*Written request:* All records must be quoted exactly. Omit the pictures.

# START OF Provided information

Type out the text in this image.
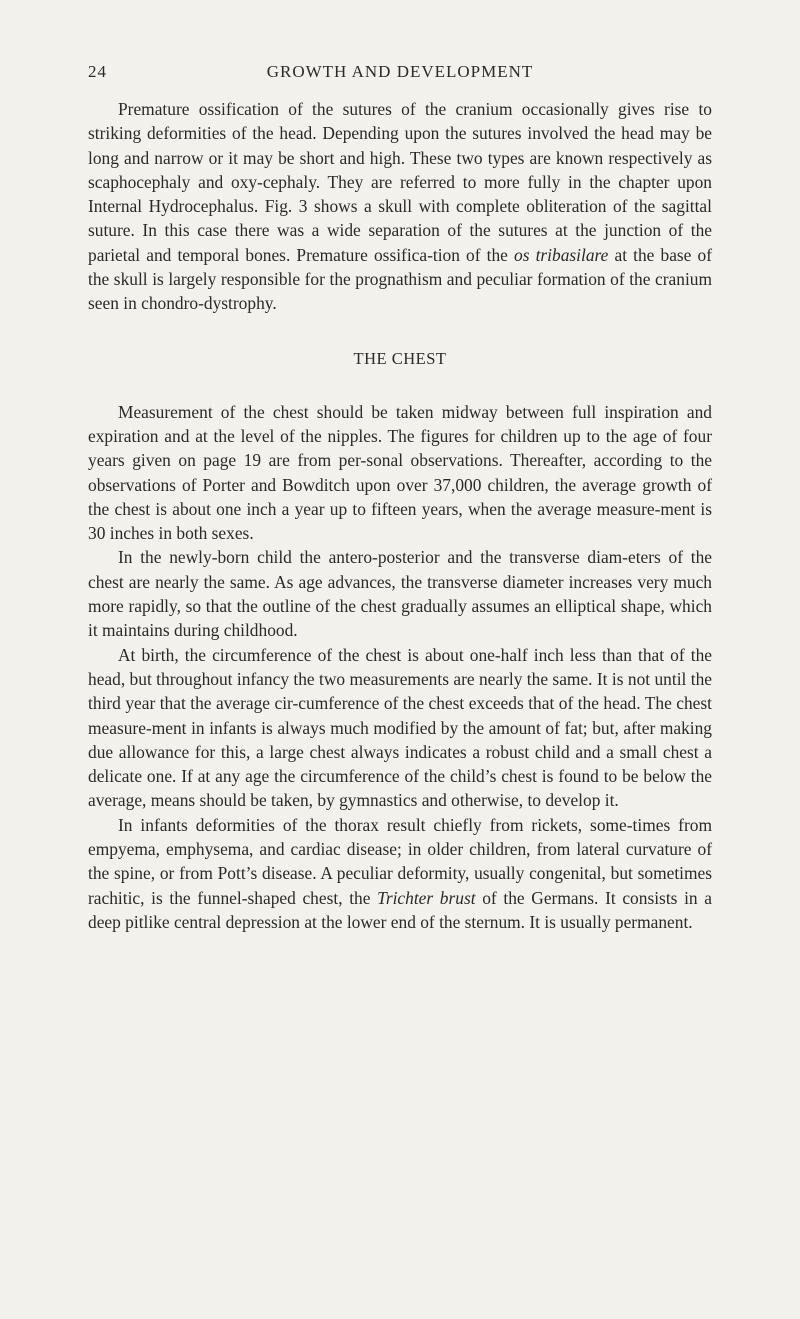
24	GROWTH AND DEVELOPMENT

Premature ossification of the sutures of the cranium occasionally gives rise to striking deformities of the head. Depending upon the sutures involved the head may be long and narrow or it may be short and high. These two types are known respectively as scaphocephaly and oxy-cephaly. They are referred to more fully in the chapter upon Internal Hydrocephalus. Fig. 3 shows a skull with complete obliteration of the sagittal suture. In this case there was a wide separation of the sutures at the junction of the parietal and temporal bones. Premature ossifica-tion of the os tribasilare at the base of the skull is largely responsible for the prognathism and peculiar formation of the cranium seen in chondro-dystrophy.

THE CHEST

Measurement of the chest should be taken midway between full inspiration and expiration and at the level of the nipples. The figures for children up to the age of four years given on page 19 are from per-sonal observations. Thereafter, according to the observations of Porter and Bowditch upon over 37,000 children, the average growth of the chest is about one inch a year up to fifteen years, when the average measure-ment is 30 inches in both sexes.

In the newly-born child the antero-posterior and the transverse diam-eters of the chest are nearly the same. As age advances, the transverse diameter increases very much more rapidly, so that the outline of the chest gradually assumes an elliptical shape, which it maintains during childhood.

At birth, the circumference of the chest is about one-half inch less than that of the head, but throughout infancy the two measurements are nearly the same. It is not until the third year that the average cir-cumference of the chest exceeds that of the head. The chest measure-ment in infants is always much modified by the amount of fat; but, after making due allowance for this, a large chest always indicates a robust child and a small chest a delicate one. If at any age the circumference of the child’s chest is found to be below the average, means should be taken, by gymnastics and otherwise, to develop it.

In infants deformities of the thorax result chiefly from rickets, some-times from empyema, emphysema, and cardiac disease; in older children, from lateral curvature of the spine, or from Pott’s disease. A peculiar deformity, usually congenital, but sometimes rachitic, is the funnel-shaped chest, the Trichter brust of the Germans. It consists in a deep pitlike central depression at the lower end of the sternum. It is usually permanent.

# END OF Provided information

*Full answer:*
Type out the text in this image.
24	GROWTH AND DEVELOPMENT

Premature ossification of the sutures of the cranium occasionally gives rise to striking deformities of the head. Depending upon the sutures involved the head may be long and narrow or it may be short and high. These two types are known respectively as scaphocephaly and oxy-cephaly. They are referred to more fully in the chapter upon Internal Hydrocephalus. Fig. 3 shows a skull with complete obliteration of the sagittal suture. In this case there was a wide separation of the sutures at the junction of the parietal and temporal bones. Premature ossifica-tion of the os tribasilare at the base of the skull is largely responsible for the prognathism and peculiar formation of the cranium seen in chondro-dystrophy.

THE CHEST

Measurement of the chest should be taken midway between full inspiration and expiration and at the level of the nipples. The figures for children up to the age of four years given on page 19 are from per-sonal observations. Thereafter, according to the observations of Porter and Bowditch upon over 37,000 children, the average growth of the chest is about one inch a year up to fifteen years, when the average measure-ment is 30 inches in both sexes.

In the newly-born child the antero-posterior and the transverse diam-eters of the chest are nearly the same. As age advances, the transverse diameter increases very much more rapidly, so that the outline of the chest gradually assumes an elliptical shape, which it maintains during childhood.

At birth, the circumference of the chest is about one-half inch less than that of the head, but throughout infancy the two measurements are nearly the same. It is not until the third year that the average cir-cumference of the chest exceeds that of the head. The chest measure-ment in infants is always much modified by the amount of fat; but, after making due allowance for this, a large chest always indicates a robust child and a small chest a delicate one. If at any age the circumference of the child’s chest is found to be below the average, means should be taken, by gymnastics and otherwise, to develop it.

In infants deformities of the thorax result chiefly from rickets, some-times from empyema, emphysema, and cardiac disease; in older children, from lateral curvature of the spine, or from Pott’s disease. A peculiar deformity, usually congenital, but sometimes rachitic, is the funnel-shaped chest, the Trichter brust of the Germans. It consists in a deep pitlike central depression at the lower end of the sternum. It is usually permanent.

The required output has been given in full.